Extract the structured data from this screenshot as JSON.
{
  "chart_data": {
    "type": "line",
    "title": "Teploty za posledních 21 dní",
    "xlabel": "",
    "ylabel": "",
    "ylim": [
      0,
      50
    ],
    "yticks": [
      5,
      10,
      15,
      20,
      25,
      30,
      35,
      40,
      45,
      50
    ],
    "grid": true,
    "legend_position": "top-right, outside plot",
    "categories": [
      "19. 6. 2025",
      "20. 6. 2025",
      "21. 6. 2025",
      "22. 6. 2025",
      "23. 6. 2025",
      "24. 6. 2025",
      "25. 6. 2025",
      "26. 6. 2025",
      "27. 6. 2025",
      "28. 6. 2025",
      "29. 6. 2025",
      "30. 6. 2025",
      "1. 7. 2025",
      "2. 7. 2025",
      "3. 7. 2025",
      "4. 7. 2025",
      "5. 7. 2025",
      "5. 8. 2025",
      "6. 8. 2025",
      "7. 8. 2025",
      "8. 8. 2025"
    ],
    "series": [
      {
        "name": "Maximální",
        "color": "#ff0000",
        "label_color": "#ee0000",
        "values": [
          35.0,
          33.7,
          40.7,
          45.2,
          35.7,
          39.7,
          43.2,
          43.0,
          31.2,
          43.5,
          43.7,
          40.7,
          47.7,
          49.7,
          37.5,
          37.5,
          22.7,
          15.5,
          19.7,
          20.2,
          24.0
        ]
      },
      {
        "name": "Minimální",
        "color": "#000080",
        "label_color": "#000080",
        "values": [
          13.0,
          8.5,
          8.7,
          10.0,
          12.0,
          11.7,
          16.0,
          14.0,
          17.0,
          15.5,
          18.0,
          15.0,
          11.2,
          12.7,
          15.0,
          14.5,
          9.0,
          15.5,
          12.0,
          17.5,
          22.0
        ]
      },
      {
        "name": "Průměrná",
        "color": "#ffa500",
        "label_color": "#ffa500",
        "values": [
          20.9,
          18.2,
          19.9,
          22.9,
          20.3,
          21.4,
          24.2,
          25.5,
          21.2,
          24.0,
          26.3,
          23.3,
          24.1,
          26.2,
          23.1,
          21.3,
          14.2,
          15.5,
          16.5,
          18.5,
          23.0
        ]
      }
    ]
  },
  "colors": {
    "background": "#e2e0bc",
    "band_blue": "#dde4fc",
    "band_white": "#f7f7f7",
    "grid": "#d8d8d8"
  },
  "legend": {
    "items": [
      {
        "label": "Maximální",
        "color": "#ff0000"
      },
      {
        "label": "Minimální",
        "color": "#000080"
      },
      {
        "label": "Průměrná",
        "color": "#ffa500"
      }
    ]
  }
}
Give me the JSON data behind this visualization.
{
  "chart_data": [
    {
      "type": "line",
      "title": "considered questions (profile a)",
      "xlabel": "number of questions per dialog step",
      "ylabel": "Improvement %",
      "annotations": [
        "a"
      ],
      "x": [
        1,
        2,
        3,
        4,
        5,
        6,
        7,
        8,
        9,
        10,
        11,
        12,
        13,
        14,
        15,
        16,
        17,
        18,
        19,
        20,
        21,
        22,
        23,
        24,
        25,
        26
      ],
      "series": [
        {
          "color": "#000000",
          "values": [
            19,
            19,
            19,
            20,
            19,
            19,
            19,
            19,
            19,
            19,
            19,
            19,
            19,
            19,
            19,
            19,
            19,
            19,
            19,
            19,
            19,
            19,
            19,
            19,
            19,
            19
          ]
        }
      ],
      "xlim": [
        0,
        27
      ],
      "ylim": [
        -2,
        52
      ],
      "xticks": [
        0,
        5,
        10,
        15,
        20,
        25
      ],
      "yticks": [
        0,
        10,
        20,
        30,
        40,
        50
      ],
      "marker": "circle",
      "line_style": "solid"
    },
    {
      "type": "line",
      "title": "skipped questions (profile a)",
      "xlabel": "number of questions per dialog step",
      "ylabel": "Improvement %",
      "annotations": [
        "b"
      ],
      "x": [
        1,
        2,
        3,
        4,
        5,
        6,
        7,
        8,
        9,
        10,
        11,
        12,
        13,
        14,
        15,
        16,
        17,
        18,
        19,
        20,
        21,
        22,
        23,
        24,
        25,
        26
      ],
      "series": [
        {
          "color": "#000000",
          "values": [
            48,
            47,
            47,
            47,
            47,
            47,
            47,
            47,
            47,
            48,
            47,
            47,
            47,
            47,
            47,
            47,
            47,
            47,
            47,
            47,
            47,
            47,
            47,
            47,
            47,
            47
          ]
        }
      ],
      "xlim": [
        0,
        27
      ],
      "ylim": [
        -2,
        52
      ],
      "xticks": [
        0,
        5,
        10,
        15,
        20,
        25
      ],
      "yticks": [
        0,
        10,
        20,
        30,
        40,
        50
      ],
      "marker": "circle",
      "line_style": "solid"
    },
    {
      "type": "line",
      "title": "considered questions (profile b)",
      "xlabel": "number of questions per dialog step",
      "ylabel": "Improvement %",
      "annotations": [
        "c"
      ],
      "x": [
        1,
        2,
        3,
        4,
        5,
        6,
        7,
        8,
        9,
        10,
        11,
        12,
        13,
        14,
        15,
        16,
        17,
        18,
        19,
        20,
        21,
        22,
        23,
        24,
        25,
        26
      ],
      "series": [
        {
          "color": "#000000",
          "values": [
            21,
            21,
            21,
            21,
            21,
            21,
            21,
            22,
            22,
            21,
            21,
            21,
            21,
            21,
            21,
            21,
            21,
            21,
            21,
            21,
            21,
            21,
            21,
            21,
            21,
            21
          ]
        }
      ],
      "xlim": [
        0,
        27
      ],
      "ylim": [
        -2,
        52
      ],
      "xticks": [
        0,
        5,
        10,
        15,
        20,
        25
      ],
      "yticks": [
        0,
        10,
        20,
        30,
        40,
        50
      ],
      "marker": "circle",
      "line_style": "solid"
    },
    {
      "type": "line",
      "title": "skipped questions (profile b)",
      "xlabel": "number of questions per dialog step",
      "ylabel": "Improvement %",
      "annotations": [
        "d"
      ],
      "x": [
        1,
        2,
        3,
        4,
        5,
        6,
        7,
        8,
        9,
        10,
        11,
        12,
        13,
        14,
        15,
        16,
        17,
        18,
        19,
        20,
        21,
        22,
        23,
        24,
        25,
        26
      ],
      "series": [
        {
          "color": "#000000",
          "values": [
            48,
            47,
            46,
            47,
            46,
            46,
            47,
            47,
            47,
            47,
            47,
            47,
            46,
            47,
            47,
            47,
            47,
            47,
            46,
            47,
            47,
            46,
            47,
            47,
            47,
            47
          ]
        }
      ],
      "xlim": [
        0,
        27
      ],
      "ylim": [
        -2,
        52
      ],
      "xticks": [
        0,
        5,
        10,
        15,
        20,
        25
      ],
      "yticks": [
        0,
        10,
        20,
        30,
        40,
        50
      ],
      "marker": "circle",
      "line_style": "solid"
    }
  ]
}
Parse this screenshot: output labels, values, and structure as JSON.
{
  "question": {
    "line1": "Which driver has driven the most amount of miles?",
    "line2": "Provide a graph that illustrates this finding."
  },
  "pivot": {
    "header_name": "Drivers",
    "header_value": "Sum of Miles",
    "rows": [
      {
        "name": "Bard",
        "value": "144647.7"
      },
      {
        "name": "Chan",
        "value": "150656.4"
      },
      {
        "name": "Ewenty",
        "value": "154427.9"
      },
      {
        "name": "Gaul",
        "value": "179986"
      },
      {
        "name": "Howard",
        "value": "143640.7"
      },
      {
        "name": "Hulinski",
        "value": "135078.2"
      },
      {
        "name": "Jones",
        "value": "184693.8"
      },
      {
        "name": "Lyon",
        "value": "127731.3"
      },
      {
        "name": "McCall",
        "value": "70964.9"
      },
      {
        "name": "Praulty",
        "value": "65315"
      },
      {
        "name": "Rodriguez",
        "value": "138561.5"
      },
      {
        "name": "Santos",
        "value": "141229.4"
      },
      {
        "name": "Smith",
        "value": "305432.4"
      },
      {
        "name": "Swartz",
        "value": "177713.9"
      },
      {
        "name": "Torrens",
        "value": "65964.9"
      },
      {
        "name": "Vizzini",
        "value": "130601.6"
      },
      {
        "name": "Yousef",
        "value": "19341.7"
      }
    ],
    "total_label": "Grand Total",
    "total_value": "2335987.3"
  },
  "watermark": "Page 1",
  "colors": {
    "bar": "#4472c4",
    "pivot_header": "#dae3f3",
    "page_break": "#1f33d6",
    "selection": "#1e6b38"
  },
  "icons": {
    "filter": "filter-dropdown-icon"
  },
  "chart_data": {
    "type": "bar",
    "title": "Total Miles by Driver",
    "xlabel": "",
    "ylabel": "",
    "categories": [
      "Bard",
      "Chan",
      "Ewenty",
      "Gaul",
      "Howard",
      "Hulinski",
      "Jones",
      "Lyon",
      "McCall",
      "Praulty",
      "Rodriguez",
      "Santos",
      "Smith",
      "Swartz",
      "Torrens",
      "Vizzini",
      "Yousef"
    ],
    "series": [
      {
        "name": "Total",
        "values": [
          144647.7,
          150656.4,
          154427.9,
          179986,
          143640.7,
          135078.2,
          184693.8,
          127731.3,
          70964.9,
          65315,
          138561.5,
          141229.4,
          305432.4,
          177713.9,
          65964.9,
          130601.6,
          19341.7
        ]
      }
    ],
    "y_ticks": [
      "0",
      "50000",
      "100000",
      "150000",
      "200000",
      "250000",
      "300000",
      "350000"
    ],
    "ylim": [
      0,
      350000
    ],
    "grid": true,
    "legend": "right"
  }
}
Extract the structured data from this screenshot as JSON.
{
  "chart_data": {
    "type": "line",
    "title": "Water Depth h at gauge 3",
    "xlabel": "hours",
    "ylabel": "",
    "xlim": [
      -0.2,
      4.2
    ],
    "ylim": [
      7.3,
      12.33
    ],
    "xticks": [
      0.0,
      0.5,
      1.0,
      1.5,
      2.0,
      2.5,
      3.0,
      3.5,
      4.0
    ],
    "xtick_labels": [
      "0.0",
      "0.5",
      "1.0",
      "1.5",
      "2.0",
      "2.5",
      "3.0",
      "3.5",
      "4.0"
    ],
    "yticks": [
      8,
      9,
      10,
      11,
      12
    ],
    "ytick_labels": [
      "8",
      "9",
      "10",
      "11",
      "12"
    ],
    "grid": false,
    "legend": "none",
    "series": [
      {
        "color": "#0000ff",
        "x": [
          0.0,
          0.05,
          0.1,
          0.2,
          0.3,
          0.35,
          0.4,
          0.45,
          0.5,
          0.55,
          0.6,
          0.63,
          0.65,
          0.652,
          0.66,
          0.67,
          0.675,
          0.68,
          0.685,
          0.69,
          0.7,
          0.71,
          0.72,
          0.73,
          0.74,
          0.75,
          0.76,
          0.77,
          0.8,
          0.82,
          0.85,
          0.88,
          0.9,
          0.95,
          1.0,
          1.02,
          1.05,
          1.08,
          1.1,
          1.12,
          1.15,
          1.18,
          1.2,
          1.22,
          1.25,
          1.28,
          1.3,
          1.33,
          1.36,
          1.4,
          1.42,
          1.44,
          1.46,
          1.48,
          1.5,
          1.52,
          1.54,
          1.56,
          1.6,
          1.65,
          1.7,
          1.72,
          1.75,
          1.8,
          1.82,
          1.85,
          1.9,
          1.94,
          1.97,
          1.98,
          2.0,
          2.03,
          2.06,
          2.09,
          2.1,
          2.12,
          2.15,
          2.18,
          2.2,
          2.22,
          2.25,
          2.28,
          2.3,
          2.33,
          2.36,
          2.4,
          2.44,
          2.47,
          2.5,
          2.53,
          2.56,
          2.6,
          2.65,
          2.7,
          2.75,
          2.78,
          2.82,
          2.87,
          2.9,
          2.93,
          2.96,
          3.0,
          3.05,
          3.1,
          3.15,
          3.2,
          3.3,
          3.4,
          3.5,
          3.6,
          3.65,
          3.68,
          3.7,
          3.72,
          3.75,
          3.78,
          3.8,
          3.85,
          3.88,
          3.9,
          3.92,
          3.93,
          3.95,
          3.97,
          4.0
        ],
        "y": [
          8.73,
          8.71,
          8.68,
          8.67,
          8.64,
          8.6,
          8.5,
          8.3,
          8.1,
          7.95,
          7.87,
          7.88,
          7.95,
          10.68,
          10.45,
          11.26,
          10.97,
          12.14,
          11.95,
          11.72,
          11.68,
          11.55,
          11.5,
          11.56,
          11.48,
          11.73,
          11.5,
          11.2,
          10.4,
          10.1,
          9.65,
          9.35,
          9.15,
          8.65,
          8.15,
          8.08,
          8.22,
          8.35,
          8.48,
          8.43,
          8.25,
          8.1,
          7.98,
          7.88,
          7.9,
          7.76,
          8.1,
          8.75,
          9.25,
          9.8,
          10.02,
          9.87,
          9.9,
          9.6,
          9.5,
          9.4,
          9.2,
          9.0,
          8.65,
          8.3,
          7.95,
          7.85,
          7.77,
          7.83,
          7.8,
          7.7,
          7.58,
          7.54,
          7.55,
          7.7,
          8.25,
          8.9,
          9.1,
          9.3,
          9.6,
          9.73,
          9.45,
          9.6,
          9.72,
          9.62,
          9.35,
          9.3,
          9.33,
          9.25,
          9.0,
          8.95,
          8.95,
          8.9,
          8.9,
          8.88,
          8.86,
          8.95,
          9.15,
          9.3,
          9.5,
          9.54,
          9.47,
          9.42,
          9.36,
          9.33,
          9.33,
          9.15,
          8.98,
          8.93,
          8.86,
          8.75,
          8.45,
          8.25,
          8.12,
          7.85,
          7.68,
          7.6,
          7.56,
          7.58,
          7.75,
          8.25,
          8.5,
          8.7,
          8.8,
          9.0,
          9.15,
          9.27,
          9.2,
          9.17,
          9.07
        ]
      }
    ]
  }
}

**EXERCISE AIM:** Report only how many lines in the entries contain "skipped".

**TASK ANSWER:** 2